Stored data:
[BEGIN]
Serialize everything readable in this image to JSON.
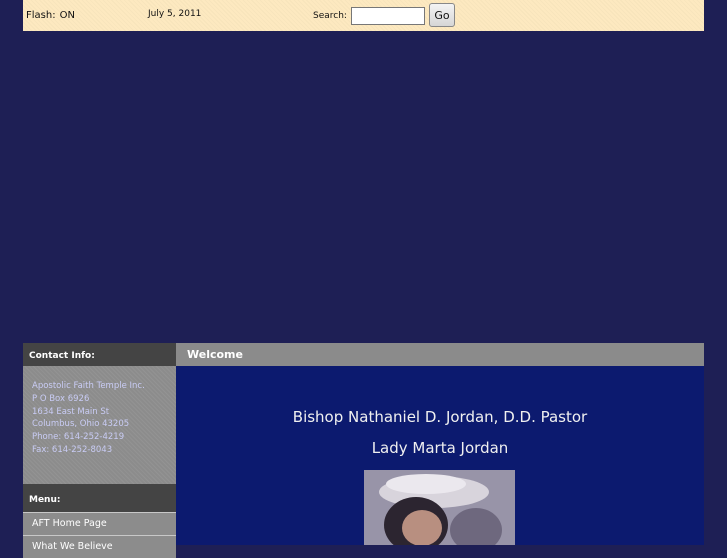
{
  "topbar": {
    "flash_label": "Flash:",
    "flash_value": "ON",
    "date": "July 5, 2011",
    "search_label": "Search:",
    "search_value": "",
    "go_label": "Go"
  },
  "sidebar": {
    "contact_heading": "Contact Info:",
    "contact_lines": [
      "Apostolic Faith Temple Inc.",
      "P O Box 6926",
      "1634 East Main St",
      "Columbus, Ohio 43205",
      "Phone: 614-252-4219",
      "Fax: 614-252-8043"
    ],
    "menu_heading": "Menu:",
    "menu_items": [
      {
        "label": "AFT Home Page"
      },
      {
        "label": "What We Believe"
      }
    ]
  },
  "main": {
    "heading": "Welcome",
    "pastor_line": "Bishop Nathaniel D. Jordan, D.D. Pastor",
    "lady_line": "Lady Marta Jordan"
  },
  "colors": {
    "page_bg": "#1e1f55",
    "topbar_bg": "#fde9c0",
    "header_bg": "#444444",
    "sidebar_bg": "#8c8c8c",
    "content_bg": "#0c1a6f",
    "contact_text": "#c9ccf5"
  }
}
[END]
GOAL: Transcribe the material as is, with images omitted.

RESULT:
Serialize everything readable in this image to JSON.
{
  "topbar": {
    "flash_label": "Flash:",
    "flash_value": "ON",
    "date": "July 5, 2011",
    "search_label": "Search:",
    "search_value": "",
    "go_label": "Go"
  },
  "sidebar": {
    "contact_heading": "Contact Info:",
    "contact_lines": [
      "Apostolic Faith Temple Inc.",
      "P O Box 6926",
      "1634 East Main St",
      "Columbus, Ohio 43205",
      "Phone: 614-252-4219",
      "Fax: 614-252-8043"
    ],
    "menu_heading": "Menu:",
    "menu_items": [
      {
        "label": "AFT Home Page"
      },
      {
        "label": "What We Believe"
      }
    ]
  },
  "main": {
    "heading": "Welcome",
    "pastor_line": "Bishop Nathaniel D. Jordan, D.D. Pastor",
    "lady_line": "Lady Marta Jordan"
  },
  "colors": {
    "page_bg": "#1e1f55",
    "topbar_bg": "#fde9c0",
    "header_bg": "#444444",
    "sidebar_bg": "#8c8c8c",
    "content_bg": "#0c1a6f",
    "contact_text": "#c9ccf5"
  }
}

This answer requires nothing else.